_EXTRACTED DATA_.
_ _ _ _ _ _ _

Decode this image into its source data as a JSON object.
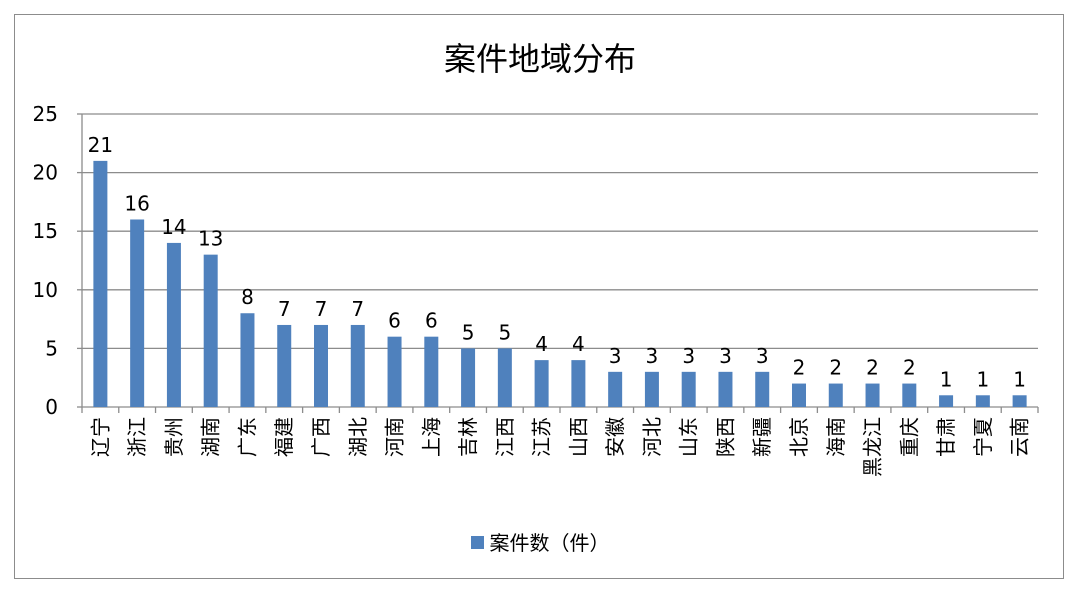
{
  "chart_data": {
    "type": "bar",
    "title": "案件地域分布",
    "categories": [
      "辽宁",
      "浙江",
      "贵州",
      "湖南",
      "广东",
      "福建",
      "广西",
      "湖北",
      "河南",
      "上海",
      "吉林",
      "江西",
      "江苏",
      "山西",
      "安徽",
      "河北",
      "山东",
      "陕西",
      "新疆",
      "北京",
      "海南",
      "黑龙江",
      "重庆",
      "甘肃",
      "宁夏",
      "云南"
    ],
    "series": [
      {
        "name": "案件数（件）",
        "values": [
          21,
          16,
          14,
          13,
          8,
          7,
          7,
          7,
          6,
          6,
          5,
          5,
          4,
          4,
          3,
          3,
          3,
          3,
          3,
          2,
          2,
          2,
          2,
          1,
          1,
          1
        ],
        "color": "#4f81bd"
      }
    ],
    "ylim": [
      0,
      25
    ],
    "yticks": [
      0,
      5,
      10,
      15,
      20,
      25
    ],
    "grid": true,
    "data_labels": true,
    "legend_position": "bottom",
    "gridline_color": "#8c8c8c",
    "axis_color": "#8c8c8c"
  }
}
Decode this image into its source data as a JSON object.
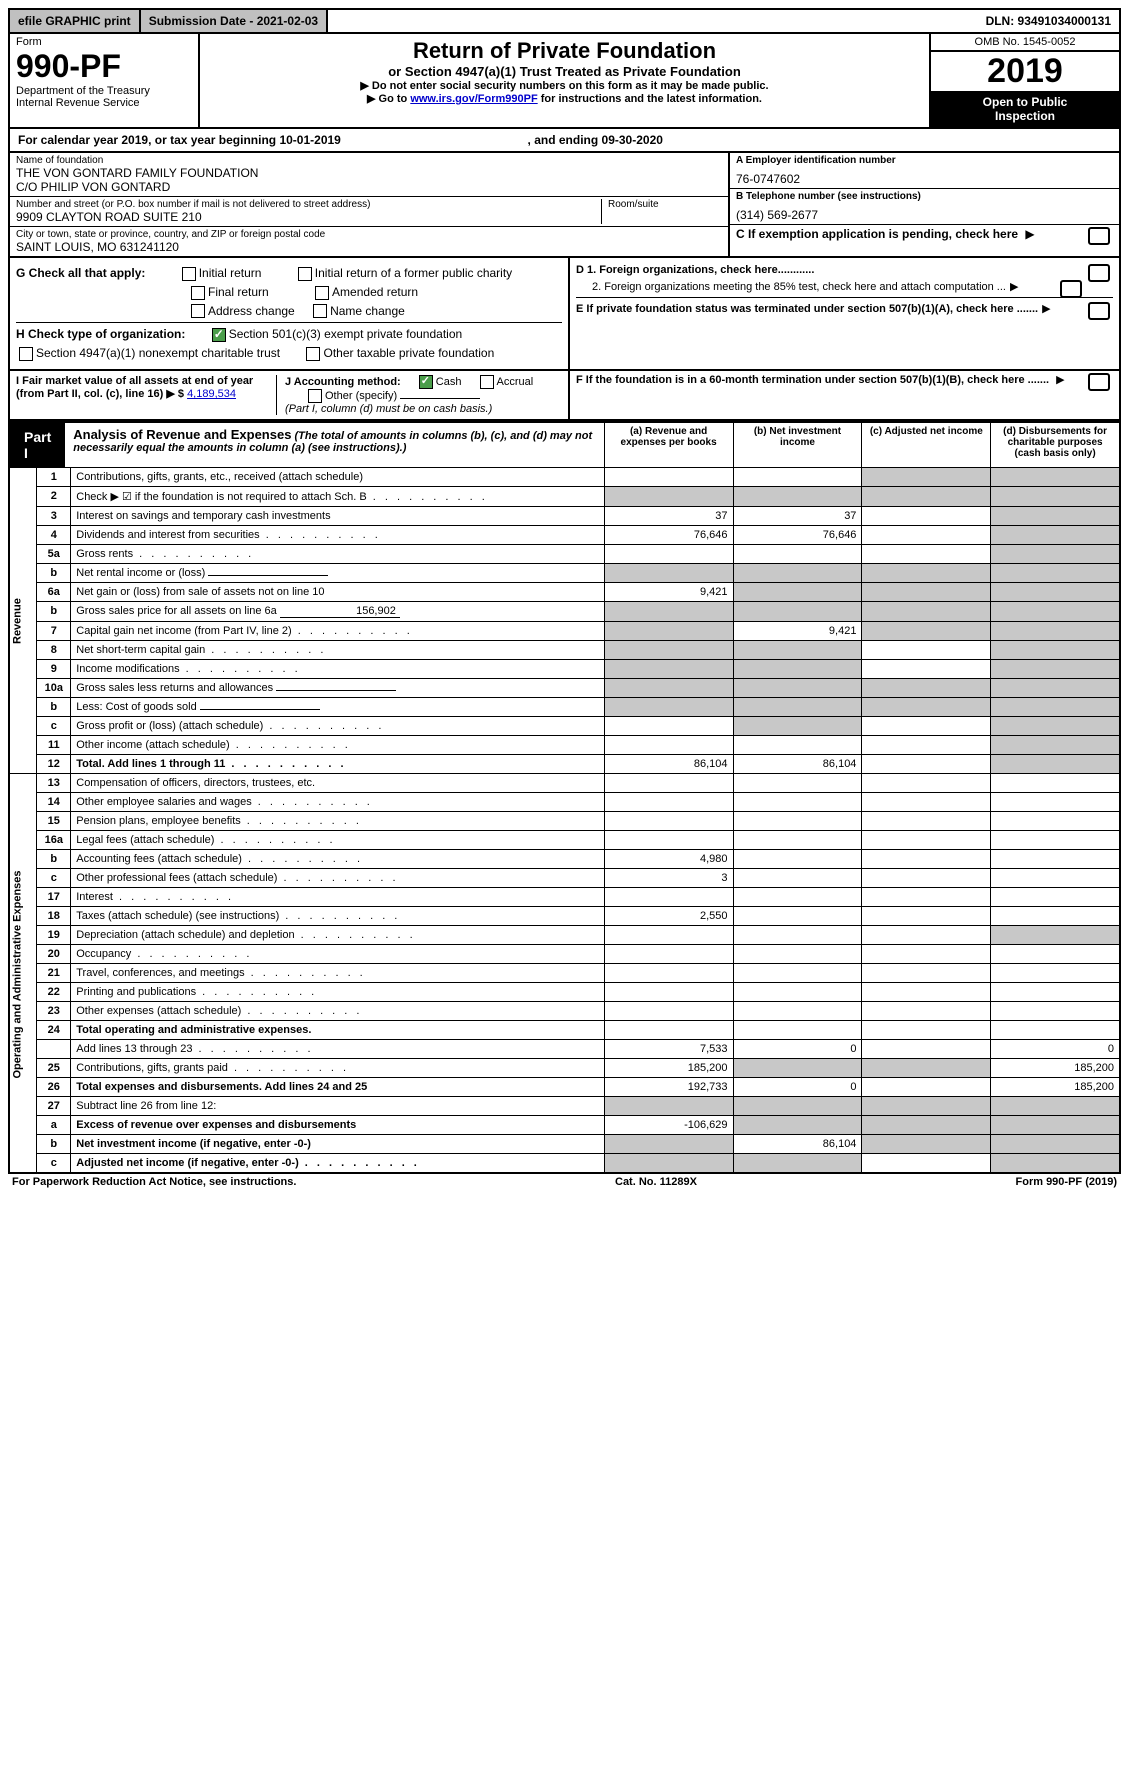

_ _ _ _ _ _ _

Pictures are to be left out; repeat all the remaining data exactly.

_EXERCISE RESULT_.
Decode this image into its source data as a JSON object.
{
  "chart_data": {
    "type": "bar",
    "title": "案件地域分布",
    "categories": [
      "辽宁",
      "浙江",
      "贵州",
      "湖南",
      "广东",
      "福建",
      "广西",
      "湖北",
      "河南",
      "上海",
      "吉林",
      "江西",
      "江苏",
      "山西",
      "安徽",
      "河北",
      "山东",
      "陕西",
      "新疆",
      "北京",
      "海南",
      "黑龙江",
      "重庆",
      "甘肃",
      "宁夏",
      "云南"
    ],
    "series": [
      {
        "name": "案件数（件）",
        "values": [
          21,
          16,
          14,
          13,
          8,
          7,
          7,
          7,
          6,
          6,
          5,
          5,
          4,
          4,
          3,
          3,
          3,
          3,
          3,
          2,
          2,
          2,
          2,
          1,
          1,
          1
        ],
        "color": "#4f81bd"
      }
    ],
    "ylim": [
      0,
      25
    ],
    "yticks": [
      0,
      5,
      10,
      15,
      20,
      25
    ],
    "grid": true,
    "data_labels": true,
    "legend_position": "bottom",
    "gridline_color": "#8c8c8c",
    "axis_color": "#8c8c8c"
  }
}
Decode this image into its source data as a JSON object.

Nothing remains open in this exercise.